> [Exercise goal]:
From the entries below, keep only the lines that contain the string "cart", and copy each of them. Uppercase and lowercase letters must match.

:: Items

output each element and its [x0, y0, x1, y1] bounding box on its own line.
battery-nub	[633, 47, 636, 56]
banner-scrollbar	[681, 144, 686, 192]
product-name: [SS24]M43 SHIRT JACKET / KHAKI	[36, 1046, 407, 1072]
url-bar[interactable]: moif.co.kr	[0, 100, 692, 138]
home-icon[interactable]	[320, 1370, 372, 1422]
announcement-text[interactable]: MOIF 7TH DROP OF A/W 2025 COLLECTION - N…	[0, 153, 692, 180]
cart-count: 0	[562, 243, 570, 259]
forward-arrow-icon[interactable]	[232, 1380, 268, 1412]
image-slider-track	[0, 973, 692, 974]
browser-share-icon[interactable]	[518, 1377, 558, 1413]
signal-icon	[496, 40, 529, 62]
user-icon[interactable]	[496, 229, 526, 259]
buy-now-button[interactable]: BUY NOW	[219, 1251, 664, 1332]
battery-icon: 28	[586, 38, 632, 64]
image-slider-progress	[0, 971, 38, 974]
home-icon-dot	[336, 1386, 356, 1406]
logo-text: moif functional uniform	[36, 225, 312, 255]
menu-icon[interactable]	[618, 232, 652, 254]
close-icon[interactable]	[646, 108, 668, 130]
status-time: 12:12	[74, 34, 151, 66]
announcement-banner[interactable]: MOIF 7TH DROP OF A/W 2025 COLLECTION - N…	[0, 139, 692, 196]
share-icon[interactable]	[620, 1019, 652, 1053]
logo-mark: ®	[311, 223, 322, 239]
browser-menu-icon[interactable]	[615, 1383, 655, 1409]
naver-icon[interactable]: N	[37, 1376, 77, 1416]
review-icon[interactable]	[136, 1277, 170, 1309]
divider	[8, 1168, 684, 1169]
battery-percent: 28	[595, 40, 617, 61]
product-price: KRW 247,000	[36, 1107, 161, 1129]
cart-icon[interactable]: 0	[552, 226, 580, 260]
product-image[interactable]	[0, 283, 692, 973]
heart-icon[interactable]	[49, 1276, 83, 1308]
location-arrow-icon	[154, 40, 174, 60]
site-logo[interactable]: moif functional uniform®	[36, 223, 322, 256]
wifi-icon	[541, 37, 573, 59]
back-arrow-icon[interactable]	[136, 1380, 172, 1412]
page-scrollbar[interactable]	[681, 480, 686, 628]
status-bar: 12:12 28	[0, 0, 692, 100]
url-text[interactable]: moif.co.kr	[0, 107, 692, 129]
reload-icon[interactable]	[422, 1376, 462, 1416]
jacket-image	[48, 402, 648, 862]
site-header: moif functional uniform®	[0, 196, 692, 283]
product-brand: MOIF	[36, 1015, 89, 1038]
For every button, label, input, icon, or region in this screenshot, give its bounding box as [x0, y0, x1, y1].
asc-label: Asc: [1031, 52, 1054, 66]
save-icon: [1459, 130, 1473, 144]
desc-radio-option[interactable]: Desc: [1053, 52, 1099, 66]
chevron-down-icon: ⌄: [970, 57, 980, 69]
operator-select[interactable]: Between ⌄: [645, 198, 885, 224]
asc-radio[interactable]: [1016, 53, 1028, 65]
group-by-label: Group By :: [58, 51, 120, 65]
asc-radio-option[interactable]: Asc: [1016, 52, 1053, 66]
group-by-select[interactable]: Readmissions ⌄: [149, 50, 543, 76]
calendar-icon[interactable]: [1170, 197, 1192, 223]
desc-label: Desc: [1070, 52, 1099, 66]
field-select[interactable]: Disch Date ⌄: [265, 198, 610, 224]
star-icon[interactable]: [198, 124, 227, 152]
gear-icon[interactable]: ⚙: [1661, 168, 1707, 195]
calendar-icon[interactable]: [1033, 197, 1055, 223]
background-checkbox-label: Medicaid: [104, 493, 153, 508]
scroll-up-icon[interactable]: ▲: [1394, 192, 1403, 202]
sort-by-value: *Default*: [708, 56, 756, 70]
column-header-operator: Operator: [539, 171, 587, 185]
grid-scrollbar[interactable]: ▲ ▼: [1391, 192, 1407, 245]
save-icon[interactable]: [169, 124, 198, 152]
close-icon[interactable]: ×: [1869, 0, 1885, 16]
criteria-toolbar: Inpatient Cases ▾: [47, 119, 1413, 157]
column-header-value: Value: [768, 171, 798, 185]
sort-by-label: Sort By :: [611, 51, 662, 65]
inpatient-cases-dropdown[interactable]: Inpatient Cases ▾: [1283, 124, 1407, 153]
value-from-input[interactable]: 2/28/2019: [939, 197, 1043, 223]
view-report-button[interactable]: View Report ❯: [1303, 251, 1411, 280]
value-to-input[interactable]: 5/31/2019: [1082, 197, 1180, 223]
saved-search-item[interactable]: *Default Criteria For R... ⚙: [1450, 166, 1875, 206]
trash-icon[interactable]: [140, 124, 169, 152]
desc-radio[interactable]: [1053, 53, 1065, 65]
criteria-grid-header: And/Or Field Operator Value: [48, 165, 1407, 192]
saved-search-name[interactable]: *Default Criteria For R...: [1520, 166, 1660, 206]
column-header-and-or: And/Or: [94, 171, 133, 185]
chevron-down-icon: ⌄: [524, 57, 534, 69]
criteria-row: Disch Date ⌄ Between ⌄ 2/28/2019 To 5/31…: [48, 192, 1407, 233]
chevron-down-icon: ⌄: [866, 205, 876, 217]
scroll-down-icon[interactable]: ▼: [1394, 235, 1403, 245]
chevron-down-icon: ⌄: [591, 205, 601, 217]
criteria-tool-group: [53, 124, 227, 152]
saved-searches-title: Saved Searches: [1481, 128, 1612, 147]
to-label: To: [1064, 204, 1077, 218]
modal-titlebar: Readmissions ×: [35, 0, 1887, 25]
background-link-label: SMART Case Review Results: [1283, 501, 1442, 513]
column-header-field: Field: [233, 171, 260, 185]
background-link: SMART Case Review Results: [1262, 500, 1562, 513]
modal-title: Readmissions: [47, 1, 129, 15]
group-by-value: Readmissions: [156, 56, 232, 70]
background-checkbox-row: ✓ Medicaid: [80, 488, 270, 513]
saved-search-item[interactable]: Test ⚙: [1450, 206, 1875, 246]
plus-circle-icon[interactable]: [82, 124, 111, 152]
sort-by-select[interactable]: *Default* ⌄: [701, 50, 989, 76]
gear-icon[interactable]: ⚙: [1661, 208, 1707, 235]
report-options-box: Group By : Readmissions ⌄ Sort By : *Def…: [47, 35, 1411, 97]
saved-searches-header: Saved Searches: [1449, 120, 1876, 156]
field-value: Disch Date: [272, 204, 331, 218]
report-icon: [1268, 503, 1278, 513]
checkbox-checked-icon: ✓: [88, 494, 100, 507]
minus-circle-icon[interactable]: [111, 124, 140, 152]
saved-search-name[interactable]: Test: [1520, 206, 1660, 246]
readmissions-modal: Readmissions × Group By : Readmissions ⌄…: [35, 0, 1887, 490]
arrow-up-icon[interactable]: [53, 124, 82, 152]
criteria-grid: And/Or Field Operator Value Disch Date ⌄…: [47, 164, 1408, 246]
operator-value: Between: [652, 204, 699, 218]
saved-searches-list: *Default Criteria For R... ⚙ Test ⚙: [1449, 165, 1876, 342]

::::

> [Task output]:
cart-count: 0	[562, 243, 570, 259]
cart-icon[interactable]: 0	[552, 226, 580, 260]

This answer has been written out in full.